**WHAT IS NEEDED:** Switch "RECOMMENDED FABRICS" to "SUGGESTED FABRICS" in the listing, from its first line through the line with "1110, 841, 1135]", and leave everything else unchanged. Give back only those lines.

**DATASET EXCERPTS:**
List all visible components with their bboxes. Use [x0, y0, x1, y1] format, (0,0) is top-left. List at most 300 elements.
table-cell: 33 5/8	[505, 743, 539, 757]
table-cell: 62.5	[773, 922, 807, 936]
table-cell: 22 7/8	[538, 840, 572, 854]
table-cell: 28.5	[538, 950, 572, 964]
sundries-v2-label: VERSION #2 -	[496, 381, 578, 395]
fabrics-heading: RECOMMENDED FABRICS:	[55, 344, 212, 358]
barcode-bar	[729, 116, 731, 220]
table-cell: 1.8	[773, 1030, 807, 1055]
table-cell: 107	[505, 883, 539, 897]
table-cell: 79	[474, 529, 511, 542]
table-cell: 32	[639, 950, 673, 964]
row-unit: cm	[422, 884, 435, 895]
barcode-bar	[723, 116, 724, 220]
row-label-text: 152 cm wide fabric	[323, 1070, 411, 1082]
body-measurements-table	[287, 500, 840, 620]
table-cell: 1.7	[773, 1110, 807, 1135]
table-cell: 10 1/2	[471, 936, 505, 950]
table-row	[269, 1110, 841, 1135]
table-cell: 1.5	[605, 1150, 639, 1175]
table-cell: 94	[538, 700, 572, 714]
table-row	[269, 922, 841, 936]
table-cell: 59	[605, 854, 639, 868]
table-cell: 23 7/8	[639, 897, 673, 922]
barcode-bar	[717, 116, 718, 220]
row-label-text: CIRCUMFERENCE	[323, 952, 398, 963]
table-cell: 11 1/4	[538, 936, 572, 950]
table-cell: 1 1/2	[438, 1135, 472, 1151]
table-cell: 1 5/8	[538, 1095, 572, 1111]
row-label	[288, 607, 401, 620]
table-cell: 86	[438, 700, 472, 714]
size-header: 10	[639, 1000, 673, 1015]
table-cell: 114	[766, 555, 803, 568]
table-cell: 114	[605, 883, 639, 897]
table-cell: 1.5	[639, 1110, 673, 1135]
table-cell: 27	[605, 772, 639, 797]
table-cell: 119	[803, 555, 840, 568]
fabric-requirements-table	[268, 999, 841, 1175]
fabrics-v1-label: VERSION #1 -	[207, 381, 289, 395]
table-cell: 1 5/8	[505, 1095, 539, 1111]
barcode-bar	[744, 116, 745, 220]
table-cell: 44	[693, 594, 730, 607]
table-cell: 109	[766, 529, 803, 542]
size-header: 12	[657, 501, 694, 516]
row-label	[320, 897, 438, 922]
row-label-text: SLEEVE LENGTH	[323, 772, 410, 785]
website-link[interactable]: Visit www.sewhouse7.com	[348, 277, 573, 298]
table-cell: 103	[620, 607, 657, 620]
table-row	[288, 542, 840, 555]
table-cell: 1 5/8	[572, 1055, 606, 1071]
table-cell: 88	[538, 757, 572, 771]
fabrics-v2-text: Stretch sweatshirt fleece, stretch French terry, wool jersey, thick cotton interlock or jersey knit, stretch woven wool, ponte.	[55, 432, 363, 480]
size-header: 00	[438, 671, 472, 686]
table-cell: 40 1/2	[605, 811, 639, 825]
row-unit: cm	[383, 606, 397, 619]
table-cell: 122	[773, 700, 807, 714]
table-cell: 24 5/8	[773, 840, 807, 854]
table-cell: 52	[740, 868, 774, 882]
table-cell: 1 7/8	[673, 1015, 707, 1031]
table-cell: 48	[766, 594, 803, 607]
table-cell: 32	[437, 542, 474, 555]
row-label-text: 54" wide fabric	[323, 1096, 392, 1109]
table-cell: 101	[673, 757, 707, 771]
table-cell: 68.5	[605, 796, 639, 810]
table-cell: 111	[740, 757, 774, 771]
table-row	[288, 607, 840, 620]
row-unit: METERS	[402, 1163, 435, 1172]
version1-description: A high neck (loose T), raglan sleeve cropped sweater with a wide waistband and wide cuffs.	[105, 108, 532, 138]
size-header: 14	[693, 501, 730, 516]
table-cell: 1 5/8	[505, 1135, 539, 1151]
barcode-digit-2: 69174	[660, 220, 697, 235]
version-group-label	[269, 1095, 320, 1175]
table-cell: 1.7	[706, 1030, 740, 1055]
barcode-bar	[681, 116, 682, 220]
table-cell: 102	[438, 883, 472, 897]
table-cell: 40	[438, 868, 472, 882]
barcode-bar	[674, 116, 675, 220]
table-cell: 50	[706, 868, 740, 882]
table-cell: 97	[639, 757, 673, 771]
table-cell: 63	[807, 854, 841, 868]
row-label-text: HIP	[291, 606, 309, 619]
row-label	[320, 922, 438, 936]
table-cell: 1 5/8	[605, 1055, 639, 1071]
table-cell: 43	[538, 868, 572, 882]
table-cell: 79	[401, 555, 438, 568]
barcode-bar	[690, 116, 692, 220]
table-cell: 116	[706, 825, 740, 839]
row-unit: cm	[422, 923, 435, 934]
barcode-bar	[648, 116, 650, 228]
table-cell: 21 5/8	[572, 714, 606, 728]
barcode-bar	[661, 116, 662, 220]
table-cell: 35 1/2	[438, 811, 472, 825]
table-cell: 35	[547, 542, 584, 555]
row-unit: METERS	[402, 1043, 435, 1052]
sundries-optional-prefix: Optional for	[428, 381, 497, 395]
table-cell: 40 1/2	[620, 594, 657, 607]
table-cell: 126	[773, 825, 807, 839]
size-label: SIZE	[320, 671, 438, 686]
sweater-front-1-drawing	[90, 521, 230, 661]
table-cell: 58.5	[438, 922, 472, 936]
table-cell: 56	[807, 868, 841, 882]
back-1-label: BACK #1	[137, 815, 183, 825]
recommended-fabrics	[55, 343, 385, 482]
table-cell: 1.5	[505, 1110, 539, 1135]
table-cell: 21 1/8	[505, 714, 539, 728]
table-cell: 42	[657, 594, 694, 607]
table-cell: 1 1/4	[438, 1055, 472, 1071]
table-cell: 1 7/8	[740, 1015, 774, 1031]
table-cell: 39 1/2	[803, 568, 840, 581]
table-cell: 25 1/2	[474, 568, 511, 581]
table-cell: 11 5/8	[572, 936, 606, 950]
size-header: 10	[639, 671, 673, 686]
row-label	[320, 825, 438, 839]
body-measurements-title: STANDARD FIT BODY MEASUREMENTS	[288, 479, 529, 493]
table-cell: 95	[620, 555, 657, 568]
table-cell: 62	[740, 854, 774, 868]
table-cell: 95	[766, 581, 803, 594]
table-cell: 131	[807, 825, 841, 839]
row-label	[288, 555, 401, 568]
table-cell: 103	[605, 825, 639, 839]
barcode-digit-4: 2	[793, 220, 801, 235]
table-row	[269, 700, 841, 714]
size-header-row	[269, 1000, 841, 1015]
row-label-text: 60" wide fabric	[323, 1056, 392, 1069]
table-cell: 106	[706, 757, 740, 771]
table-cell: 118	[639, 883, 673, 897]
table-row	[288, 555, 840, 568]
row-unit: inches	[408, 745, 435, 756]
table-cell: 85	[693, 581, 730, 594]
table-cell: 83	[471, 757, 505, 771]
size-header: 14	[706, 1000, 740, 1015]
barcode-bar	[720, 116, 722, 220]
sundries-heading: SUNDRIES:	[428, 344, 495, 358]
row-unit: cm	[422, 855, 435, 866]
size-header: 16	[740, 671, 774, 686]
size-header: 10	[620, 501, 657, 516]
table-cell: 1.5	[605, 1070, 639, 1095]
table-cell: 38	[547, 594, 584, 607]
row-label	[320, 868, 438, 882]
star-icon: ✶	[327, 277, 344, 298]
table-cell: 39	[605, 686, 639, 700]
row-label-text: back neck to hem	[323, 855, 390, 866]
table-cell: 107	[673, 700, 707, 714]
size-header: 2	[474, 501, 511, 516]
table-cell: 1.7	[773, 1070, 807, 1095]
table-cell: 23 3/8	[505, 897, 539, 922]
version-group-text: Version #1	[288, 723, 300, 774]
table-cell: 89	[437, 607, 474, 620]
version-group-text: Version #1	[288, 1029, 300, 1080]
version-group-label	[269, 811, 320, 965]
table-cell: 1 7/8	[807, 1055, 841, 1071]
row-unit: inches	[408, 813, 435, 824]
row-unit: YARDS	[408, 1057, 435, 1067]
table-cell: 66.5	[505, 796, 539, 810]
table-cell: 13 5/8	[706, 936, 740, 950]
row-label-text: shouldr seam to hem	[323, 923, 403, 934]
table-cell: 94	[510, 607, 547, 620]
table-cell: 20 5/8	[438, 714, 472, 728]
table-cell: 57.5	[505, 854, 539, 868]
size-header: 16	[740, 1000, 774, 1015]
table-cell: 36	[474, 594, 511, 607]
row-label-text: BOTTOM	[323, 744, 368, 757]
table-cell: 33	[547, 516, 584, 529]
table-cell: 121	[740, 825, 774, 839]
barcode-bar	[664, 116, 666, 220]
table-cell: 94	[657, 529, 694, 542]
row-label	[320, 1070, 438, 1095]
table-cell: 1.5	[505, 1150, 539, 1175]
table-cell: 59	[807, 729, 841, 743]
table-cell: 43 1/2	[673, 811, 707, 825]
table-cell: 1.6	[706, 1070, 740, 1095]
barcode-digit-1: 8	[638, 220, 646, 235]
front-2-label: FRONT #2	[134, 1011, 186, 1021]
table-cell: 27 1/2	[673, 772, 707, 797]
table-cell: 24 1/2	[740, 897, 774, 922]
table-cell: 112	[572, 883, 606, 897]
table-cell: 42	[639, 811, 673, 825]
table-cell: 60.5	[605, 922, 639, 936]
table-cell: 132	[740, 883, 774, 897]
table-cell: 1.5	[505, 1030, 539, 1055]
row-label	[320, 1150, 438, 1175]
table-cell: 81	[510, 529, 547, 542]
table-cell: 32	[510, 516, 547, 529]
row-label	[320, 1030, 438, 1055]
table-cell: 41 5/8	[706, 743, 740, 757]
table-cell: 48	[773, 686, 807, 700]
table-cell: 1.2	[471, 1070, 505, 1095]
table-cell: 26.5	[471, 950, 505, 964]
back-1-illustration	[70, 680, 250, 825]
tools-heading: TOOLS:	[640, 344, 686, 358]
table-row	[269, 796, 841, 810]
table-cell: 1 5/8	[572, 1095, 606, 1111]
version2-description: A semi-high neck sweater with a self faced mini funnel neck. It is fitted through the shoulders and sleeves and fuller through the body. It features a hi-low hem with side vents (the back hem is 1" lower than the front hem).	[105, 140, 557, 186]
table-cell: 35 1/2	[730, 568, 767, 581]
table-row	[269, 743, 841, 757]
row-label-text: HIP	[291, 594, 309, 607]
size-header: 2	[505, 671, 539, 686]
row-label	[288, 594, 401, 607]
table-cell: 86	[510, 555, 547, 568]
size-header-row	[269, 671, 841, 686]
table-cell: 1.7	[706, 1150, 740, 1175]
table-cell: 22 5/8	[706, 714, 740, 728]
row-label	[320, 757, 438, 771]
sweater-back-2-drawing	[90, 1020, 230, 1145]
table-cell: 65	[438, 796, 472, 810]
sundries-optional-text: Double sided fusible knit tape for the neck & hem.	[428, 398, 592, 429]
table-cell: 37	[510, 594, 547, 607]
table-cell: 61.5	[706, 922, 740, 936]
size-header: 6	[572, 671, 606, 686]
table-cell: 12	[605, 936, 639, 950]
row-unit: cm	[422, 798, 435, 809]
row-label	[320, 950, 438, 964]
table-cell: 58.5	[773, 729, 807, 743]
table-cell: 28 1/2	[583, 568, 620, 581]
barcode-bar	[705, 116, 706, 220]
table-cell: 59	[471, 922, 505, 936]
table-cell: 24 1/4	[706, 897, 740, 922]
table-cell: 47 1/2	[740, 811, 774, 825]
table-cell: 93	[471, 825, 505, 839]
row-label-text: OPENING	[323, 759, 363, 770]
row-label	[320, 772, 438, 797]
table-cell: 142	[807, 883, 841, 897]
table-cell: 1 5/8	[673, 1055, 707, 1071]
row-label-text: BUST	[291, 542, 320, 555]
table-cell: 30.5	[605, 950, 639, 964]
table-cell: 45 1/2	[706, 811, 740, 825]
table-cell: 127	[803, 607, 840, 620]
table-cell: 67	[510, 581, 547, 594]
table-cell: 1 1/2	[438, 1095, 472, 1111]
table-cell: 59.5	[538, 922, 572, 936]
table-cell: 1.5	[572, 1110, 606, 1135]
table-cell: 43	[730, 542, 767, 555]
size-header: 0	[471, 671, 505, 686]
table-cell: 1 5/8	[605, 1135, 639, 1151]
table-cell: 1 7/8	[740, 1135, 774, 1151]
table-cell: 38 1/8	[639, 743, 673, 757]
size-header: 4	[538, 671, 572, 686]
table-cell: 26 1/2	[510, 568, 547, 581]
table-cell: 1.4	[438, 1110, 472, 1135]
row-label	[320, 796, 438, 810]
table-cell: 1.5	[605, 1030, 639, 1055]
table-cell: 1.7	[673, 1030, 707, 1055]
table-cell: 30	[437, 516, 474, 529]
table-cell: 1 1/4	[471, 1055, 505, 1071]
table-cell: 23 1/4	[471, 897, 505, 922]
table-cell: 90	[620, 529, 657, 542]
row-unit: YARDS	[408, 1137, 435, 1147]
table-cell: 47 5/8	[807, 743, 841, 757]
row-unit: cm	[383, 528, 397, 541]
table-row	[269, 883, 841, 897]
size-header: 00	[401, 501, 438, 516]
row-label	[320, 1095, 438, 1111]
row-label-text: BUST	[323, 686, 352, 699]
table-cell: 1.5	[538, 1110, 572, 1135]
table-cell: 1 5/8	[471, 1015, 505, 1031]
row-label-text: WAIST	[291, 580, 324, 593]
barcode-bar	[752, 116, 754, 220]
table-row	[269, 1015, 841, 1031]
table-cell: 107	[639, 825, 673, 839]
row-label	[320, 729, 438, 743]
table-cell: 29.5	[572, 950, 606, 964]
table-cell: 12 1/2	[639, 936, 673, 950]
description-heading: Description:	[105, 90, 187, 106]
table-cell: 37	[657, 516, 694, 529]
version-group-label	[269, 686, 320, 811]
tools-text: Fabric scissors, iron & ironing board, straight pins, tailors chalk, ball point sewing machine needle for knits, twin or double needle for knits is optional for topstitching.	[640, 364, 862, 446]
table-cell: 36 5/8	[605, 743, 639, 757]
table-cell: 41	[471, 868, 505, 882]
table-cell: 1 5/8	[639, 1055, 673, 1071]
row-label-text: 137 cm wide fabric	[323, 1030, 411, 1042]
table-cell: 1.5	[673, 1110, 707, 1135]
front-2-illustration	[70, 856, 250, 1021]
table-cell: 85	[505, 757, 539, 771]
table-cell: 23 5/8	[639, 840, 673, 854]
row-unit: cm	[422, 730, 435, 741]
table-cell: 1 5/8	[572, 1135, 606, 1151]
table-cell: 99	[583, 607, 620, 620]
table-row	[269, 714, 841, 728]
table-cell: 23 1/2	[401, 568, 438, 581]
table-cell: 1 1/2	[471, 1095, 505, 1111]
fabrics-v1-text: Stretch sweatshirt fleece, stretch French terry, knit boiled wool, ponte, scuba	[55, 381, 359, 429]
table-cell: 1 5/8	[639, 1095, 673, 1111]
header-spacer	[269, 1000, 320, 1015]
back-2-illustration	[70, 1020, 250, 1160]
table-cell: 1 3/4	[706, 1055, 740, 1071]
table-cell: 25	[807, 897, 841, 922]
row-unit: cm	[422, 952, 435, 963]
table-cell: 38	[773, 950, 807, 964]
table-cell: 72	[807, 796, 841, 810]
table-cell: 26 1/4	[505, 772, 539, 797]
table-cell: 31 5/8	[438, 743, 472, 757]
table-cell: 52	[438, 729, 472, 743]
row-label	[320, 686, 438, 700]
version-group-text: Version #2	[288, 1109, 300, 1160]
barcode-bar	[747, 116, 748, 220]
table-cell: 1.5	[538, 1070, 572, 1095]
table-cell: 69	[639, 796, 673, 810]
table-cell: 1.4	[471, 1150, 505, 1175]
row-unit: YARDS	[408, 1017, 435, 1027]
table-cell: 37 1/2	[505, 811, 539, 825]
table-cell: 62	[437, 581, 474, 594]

**OUTPUT OF THE EXERCISE:**
List all visible components with their bboxes. Use [x0, y0, x1, y1] format, (0,0) is top-left. List at most 300 elements.
table-cell: 33 5/8	[505, 743, 539, 757]
table-cell: 62.5	[773, 922, 807, 936]
table-cell: 22 7/8	[538, 840, 572, 854]
table-cell: 28.5	[538, 950, 572, 964]
sundries-v2-label: VERSION #2 -	[496, 381, 578, 395]
fabrics-heading: SUGGESTED FABRICS:	[55, 344, 212, 358]
barcode-bar	[729, 116, 731, 220]
table-cell: 1.8	[773, 1030, 807, 1055]
table-cell: 107	[505, 883, 539, 897]
table-cell: 79	[474, 529, 511, 542]
table-cell: 32	[639, 950, 673, 964]
row-unit: cm	[422, 884, 435, 895]
barcode-bar	[723, 116, 724, 220]
row-label-text: 152 cm wide fabric	[323, 1070, 411, 1082]
body-measurements-table	[287, 500, 840, 620]
table-cell: 1.7	[773, 1110, 807, 1135]
table-cell: 10 1/2	[471, 936, 505, 950]
table-row	[269, 1110, 841, 1135]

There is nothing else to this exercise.